→ **Problem to solve**
Read the records and write them out again exactly.

** start of Provided records **

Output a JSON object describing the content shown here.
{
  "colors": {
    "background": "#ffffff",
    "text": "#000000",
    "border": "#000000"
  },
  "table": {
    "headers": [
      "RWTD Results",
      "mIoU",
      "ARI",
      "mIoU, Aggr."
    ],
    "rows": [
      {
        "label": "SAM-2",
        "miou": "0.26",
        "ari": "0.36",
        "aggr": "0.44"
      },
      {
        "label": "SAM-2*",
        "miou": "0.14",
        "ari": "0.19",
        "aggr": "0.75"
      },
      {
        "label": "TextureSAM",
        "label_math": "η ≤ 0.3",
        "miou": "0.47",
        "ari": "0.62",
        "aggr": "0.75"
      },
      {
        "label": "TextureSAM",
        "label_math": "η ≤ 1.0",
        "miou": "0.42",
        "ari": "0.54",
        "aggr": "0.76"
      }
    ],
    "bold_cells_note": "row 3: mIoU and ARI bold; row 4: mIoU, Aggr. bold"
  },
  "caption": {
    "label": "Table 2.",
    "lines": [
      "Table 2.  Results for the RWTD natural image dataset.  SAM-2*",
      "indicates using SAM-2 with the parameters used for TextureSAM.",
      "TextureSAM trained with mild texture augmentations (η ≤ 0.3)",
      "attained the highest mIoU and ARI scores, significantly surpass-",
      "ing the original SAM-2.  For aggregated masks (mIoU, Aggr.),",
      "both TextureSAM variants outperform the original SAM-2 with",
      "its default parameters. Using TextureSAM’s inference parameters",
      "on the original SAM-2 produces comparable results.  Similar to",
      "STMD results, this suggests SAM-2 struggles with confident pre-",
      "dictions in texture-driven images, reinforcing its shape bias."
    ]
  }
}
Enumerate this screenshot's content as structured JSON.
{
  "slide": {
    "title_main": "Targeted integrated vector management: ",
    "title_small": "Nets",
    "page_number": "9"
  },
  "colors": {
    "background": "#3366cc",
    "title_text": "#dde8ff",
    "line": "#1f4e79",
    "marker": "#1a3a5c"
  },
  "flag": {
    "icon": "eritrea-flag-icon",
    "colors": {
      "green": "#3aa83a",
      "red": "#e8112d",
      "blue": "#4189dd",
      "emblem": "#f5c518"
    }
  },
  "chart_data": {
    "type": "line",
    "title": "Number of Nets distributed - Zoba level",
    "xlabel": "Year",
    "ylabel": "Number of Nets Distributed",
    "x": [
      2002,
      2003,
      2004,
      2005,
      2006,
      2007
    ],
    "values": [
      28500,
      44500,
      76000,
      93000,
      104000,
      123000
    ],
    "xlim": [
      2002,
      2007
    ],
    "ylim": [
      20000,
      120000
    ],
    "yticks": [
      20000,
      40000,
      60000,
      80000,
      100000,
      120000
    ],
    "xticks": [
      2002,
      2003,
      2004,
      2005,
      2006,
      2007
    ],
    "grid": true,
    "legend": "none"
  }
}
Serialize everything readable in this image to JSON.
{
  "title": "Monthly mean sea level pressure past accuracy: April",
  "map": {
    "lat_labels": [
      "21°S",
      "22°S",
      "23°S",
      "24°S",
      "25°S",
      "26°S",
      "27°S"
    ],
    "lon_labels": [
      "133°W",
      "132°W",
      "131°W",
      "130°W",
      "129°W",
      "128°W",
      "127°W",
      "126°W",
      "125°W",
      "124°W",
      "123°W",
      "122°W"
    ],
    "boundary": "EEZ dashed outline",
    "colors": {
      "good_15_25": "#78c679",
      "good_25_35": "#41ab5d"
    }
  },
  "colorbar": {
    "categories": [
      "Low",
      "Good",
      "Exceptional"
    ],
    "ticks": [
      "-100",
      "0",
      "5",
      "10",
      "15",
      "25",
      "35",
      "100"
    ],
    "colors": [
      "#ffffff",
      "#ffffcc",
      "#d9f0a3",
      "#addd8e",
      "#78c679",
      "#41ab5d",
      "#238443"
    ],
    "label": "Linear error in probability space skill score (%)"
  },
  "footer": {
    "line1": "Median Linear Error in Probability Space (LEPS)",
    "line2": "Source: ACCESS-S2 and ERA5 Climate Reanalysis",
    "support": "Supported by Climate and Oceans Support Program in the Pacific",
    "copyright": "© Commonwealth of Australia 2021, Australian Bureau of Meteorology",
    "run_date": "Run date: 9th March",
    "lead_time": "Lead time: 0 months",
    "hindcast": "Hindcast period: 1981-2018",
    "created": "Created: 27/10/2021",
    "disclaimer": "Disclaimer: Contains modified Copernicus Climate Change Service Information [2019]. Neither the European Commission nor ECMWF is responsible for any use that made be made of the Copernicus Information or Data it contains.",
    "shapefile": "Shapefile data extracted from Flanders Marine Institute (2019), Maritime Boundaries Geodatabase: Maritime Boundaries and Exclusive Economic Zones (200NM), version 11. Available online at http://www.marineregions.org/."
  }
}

** end of Provided records **

→ **Written answer**
Output a JSON object describing the content shown here.
{
  "colors": {
    "background": "#ffffff",
    "text": "#000000",
    "border": "#000000"
  },
  "table": {
    "headers": [
      "RWTD Results",
      "mIoU",
      "ARI",
      "mIoU, Aggr."
    ],
    "rows": [
      {
        "label": "SAM-2",
        "miou": "0.26",
        "ari": "0.36",
        "aggr": "0.44"
      },
      {
        "label": "SAM-2*",
        "miou": "0.14",
        "ari": "0.19",
        "aggr": "0.75"
      },
      {
        "label": "TextureSAM",
        "label_math": "η ≤ 0.3",
        "miou": "0.47",
        "ari": "0.62",
        "aggr": "0.75"
      },
      {
        "label": "TextureSAM",
        "label_math": "η ≤ 1.0",
        "miou": "0.42",
        "ari": "0.54",
        "aggr": "0.76"
      }
    ],
    "bold_cells_note": "row 3: mIoU and ARI bold; row 4: mIoU, Aggr. bold"
  },
  "caption": {
    "label": "Table 2.",
    "lines": [
      "Table 2.  Results for the RWTD natural image dataset.  SAM-2*",
      "indicates using SAM-2 with the parameters used for TextureSAM.",
      "TextureSAM trained with mild texture augmentations (η ≤ 0.3)",
      "attained the highest mIoU and ARI scores, significantly surpass-",
      "ing the original SAM-2.  For aggregated masks (mIoU, Aggr.),",
      "both TextureSAM variants outperform the original SAM-2 with",
      "its default parameters. Using TextureSAM’s inference parameters",
      "on the original SAM-2 produces comparable results.  Similar to",
      "STMD results, this suggests SAM-2 struggles with confident pre-",
      "dictions in texture-driven images, reinforcing its shape bias."
    ]
  }
}
Enumerate this screenshot's content as structured JSON.
{
  "slide": {
    "title_main": "Targeted integrated vector management: ",
    "title_small": "Nets",
    "page_number": "9"
  },
  "colors": {
    "background": "#3366cc",
    "title_text": "#dde8ff",
    "line": "#1f4e79",
    "marker": "#1a3a5c"
  },
  "flag": {
    "icon": "eritrea-flag-icon",
    "colors": {
      "green": "#3aa83a",
      "red": "#e8112d",
      "blue": "#4189dd",
      "emblem": "#f5c518"
    }
  },
  "chart_data": {
    "type": "line",
    "title": "Number of Nets distributed - Zoba level",
    "xlabel": "Year",
    "ylabel": "Number of Nets Distributed",
    "x": [
      2002,
      2003,
      2004,
      2005,
      2006,
      2007
    ],
    "values": [
      28500,
      44500,
      76000,
      93000,
      104000,
      123000
    ],
    "xlim": [
      2002,
      2007
    ],
    "ylim": [
      20000,
      120000
    ],
    "yticks": [
      20000,
      40000,
      60000,
      80000,
      100000,
      120000
    ],
    "xticks": [
      2002,
      2003,
      2004,
      2005,
      2006,
      2007
    ],
    "grid": true,
    "legend": "none"
  }
}
Serialize everything readable in this image to JSON.
{
  "title": "Monthly mean sea level pressure past accuracy: April",
  "map": {
    "lat_labels": [
      "21°S",
      "22°S",
      "23°S",
      "24°S",
      "25°S",
      "26°S",
      "27°S"
    ],
    "lon_labels": [
      "133°W",
      "132°W",
      "131°W",
      "130°W",
      "129°W",
      "128°W",
      "127°W",
      "126°W",
      "125°W",
      "124°W",
      "123°W",
      "122°W"
    ],
    "boundary": "EEZ dashed outline",
    "colors": {
      "good_15_25": "#78c679",
      "good_25_35": "#41ab5d"
    }
  },
  "colorbar": {
    "categories": [
      "Low",
      "Good",
      "Exceptional"
    ],
    "ticks": [
      "-100",
      "0",
      "5",
      "10",
      "15",
      "25",
      "35",
      "100"
    ],
    "colors": [
      "#ffffff",
      "#ffffcc",
      "#d9f0a3",
      "#addd8e",
      "#78c679",
      "#41ab5d",
      "#238443"
    ],
    "label": "Linear error in probability space skill score (%)"
  },
  "footer": {
    "line1": "Median Linear Error in Probability Space (LEPS)",
    "line2": "Source: ACCESS-S2 and ERA5 Climate Reanalysis",
    "support": "Supported by Climate and Oceans Support Program in the Pacific",
    "copyright": "© Commonwealth of Australia 2021, Australian Bureau of Meteorology",
    "run_date": "Run date: 9th March",
    "lead_time": "Lead time: 0 months",
    "hindcast": "Hindcast period: 1981-2018",
    "created": "Created: 27/10/2021",
    "disclaimer": "Disclaimer: Contains modified Copernicus Climate Change Service Information [2019]. Neither the European Commission nor ECMWF is responsible for any use that made be made of the Copernicus Information or Data it contains.",
    "shapefile": "Shapefile data extracted from Flanders Marine Institute (2019), Maritime Boundaries Geodatabase: Maritime Boundaries and Exclusive Economic Zones (200NM), version 11. Available online at http://www.marineregions.org/."
  }
}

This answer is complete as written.